INPUT DATA.

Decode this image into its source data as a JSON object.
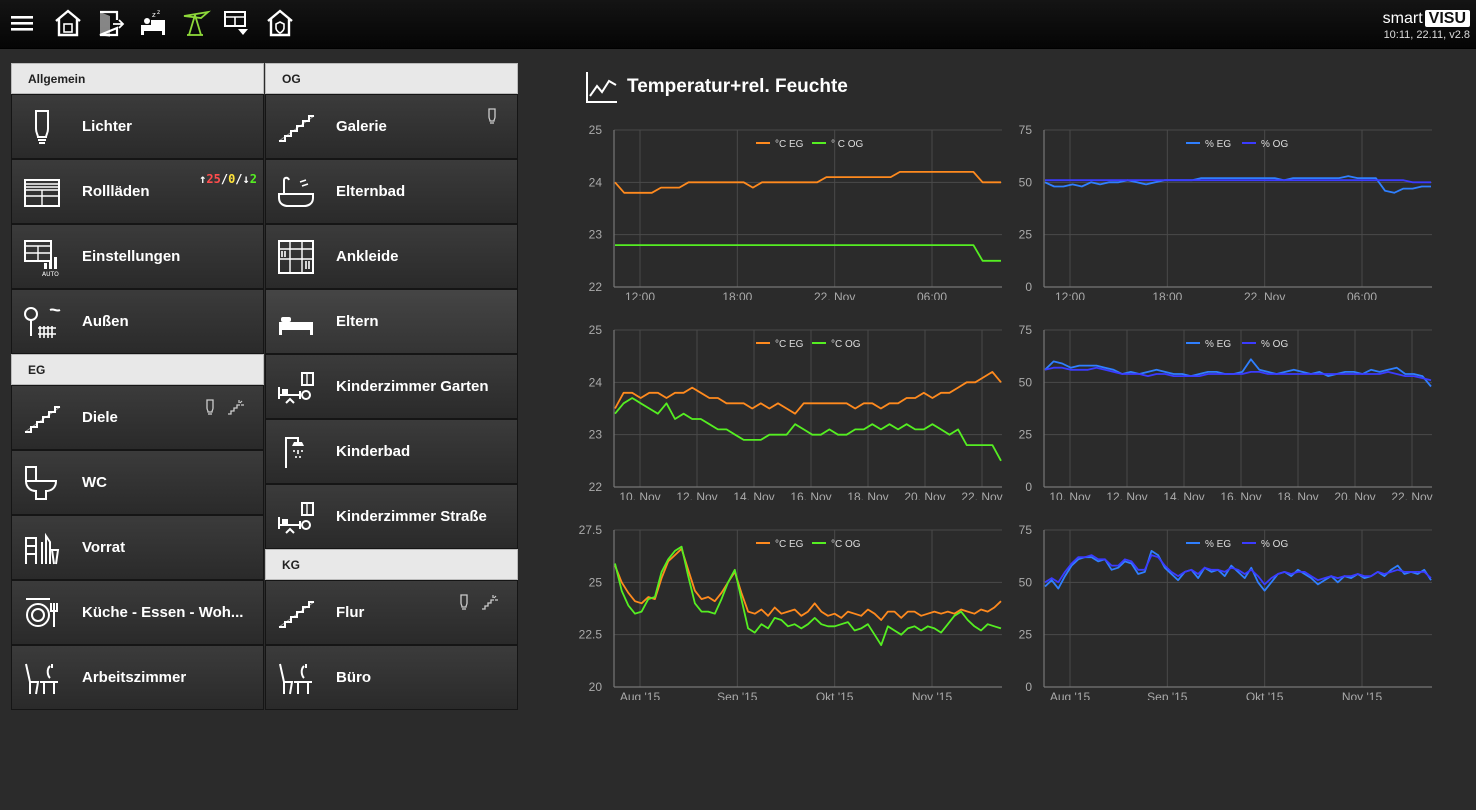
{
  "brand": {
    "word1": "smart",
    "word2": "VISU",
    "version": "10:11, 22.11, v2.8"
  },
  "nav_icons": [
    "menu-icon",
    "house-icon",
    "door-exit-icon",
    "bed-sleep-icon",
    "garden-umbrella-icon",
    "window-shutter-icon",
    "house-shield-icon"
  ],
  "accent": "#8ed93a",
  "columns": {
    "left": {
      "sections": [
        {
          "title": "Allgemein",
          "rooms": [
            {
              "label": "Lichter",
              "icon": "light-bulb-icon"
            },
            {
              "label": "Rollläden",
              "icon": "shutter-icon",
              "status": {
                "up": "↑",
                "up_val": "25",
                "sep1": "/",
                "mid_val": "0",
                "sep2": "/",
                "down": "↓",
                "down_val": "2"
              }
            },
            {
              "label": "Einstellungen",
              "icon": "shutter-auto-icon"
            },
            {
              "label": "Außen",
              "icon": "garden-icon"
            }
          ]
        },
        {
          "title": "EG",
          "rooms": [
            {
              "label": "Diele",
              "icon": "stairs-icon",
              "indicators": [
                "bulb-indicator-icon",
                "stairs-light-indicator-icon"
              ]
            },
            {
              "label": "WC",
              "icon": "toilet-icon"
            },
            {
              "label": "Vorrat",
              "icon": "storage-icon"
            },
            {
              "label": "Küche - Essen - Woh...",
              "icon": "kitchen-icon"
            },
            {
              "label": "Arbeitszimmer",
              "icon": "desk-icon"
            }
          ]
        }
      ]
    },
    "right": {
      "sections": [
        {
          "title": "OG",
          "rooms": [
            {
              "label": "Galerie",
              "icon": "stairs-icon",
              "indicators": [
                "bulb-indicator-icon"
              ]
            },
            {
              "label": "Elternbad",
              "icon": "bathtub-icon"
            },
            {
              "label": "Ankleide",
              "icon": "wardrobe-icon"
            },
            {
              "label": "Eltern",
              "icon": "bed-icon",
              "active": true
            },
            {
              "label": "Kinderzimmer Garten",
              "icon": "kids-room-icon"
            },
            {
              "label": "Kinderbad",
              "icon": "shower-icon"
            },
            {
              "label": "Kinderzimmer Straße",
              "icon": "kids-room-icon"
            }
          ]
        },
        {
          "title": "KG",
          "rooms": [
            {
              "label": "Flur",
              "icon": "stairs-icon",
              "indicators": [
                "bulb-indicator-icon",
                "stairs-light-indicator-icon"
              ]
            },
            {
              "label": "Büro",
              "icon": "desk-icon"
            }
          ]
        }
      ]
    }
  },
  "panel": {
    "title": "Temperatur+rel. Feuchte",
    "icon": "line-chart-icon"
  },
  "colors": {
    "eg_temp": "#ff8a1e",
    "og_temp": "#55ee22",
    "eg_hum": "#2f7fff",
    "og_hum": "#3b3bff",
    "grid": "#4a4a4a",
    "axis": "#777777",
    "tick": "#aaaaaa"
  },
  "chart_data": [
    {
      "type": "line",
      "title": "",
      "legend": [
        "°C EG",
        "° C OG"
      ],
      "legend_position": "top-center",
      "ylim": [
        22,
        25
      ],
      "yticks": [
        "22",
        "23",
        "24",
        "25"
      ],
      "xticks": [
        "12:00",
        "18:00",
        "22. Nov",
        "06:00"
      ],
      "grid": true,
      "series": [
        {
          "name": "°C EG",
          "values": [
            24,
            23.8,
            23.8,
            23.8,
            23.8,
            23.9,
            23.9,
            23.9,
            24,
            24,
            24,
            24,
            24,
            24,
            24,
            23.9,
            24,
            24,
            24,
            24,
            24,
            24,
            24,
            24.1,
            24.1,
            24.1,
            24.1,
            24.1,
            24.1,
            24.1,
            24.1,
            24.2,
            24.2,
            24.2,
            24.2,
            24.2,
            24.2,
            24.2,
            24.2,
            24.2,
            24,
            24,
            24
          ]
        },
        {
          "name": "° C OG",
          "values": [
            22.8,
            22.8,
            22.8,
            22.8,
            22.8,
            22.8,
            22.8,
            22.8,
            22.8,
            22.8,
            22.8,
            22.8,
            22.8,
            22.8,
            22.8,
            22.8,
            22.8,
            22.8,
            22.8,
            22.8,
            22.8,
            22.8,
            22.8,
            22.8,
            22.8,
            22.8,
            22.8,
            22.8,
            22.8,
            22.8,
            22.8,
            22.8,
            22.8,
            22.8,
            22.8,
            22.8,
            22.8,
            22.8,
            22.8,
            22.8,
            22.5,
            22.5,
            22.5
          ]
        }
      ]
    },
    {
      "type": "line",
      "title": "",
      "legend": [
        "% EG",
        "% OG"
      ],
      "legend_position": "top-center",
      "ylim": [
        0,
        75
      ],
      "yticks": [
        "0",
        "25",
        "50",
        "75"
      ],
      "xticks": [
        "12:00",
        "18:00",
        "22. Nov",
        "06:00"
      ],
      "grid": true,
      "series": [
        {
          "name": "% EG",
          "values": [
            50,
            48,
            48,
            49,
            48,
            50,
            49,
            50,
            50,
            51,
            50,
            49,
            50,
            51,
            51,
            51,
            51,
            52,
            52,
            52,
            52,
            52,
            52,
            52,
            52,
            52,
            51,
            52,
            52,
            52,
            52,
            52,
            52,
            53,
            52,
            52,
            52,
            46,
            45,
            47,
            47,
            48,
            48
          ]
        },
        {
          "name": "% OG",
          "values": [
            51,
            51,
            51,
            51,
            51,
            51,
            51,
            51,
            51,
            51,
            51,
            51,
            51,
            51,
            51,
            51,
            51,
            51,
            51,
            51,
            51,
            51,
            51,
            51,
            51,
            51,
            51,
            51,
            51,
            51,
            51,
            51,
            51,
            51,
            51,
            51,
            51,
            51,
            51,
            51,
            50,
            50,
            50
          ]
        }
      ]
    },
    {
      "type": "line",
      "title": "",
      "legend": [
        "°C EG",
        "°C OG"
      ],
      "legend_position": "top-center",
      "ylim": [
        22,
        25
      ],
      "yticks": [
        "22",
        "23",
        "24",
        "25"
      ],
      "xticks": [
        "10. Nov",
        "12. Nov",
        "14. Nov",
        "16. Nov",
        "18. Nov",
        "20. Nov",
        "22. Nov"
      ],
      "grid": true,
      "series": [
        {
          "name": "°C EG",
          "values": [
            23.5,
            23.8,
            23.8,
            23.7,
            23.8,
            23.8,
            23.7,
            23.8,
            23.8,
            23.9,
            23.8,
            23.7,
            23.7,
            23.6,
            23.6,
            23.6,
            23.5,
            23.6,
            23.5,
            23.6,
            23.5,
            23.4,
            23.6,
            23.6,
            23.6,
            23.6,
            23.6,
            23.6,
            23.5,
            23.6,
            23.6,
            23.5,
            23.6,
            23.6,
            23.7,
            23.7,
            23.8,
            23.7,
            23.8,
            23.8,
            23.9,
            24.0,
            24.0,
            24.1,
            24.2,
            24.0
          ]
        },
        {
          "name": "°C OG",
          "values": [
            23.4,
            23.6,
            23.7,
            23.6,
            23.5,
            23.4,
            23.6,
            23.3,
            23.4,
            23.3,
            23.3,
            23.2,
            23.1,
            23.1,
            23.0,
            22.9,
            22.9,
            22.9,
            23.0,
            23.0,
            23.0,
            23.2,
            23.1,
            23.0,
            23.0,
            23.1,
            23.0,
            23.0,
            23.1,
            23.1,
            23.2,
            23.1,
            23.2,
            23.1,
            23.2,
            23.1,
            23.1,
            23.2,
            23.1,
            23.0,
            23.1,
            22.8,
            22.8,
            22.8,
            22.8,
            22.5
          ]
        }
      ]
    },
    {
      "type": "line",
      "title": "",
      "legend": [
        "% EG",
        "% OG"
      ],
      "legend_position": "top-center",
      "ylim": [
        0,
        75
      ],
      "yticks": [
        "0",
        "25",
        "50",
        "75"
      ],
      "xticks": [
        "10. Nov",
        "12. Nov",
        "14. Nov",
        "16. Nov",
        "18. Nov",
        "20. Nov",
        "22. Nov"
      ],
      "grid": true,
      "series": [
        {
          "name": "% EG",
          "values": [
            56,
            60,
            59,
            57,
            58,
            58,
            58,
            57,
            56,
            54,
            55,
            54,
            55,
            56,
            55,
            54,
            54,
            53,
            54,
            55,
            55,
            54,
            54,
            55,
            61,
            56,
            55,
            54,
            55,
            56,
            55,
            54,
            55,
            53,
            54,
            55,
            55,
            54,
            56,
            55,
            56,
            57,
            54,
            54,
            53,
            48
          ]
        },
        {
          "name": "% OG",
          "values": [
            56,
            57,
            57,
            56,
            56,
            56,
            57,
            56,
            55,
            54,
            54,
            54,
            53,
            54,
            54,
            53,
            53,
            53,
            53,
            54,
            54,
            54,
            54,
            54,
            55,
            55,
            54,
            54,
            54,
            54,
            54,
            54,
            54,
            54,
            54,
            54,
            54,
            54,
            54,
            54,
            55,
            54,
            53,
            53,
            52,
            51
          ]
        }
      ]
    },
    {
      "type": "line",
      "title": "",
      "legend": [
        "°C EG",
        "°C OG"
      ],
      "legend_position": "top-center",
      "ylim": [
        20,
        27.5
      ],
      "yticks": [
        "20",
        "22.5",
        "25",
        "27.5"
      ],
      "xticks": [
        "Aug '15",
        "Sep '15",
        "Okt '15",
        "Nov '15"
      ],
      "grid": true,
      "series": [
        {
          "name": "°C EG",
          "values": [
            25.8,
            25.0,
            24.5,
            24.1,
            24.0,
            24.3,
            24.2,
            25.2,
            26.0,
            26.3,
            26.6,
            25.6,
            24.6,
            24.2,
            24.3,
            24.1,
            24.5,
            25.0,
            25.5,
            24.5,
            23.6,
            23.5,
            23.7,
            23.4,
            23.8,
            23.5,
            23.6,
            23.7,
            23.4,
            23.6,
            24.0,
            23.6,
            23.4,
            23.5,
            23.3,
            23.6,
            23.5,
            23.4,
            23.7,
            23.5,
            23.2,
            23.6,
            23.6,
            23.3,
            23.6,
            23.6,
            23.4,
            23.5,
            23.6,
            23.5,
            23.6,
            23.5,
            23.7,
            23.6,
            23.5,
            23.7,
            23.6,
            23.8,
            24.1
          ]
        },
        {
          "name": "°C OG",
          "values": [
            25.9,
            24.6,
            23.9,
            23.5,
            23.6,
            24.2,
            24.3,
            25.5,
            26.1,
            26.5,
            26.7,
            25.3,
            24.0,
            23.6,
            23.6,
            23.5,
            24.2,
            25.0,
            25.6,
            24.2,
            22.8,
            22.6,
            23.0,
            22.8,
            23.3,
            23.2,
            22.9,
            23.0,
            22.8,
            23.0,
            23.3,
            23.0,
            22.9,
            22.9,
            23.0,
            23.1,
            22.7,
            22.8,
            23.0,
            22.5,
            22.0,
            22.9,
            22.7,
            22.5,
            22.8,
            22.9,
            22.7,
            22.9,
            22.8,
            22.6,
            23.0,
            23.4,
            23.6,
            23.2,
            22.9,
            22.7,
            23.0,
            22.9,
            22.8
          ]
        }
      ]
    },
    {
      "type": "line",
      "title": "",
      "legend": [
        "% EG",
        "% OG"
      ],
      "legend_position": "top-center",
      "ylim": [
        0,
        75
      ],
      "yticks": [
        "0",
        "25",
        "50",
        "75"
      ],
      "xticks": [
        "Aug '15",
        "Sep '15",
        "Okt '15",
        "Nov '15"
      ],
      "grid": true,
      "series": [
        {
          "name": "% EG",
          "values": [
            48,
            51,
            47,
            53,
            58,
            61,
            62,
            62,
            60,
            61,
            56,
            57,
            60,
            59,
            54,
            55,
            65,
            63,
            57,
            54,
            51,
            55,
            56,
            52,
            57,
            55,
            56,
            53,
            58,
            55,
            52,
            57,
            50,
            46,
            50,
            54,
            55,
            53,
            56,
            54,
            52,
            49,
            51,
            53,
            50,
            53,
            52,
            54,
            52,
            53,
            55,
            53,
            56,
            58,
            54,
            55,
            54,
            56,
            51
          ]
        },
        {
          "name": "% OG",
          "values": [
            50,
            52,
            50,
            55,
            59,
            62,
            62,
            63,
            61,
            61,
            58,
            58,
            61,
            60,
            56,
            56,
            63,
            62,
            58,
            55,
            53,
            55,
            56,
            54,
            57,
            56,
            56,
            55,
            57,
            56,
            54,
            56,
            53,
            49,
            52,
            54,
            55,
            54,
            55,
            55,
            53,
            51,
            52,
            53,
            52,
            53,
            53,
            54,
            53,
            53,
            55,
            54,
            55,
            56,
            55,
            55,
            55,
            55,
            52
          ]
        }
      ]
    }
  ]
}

EXERCISE AIM.
Which lines above hold the word "garden"? Copy each of them.

EXERCISE ANSWER.
    "garden-umbrella-icon",
              "icon": "garden-icon"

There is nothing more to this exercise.